### [Task objective]
Which lines below hold the word "name"? Report each one.

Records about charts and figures
-- Start --

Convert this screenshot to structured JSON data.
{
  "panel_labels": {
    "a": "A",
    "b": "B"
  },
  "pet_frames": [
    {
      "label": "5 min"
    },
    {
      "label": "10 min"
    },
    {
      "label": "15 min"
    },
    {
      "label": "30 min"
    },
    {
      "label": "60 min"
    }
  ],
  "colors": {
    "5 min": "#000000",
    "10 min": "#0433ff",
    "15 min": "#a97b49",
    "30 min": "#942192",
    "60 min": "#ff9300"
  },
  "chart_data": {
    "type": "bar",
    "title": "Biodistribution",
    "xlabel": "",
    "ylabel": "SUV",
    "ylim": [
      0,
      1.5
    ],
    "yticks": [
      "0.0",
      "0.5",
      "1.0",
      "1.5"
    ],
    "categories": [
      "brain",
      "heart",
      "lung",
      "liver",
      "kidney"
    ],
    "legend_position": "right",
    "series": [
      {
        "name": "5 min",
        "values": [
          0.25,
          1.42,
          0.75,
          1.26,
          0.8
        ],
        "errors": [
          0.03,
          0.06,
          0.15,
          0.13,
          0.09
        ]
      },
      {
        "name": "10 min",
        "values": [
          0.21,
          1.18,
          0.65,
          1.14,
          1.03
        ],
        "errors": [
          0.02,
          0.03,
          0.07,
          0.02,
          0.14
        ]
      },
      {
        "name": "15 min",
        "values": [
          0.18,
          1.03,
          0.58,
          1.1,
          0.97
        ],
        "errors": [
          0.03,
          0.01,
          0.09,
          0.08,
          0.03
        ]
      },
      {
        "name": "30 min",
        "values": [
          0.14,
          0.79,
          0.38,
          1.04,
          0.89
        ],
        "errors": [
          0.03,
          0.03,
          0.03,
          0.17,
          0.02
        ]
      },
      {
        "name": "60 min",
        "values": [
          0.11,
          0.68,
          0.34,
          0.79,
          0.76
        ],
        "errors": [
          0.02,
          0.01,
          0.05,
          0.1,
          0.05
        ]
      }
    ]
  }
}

-- End --

### [Correct output]
        "name": "5 min",
        "name": "10 min",
        "name": "15 min",
        "name": "30 min",
        "name": "60 min",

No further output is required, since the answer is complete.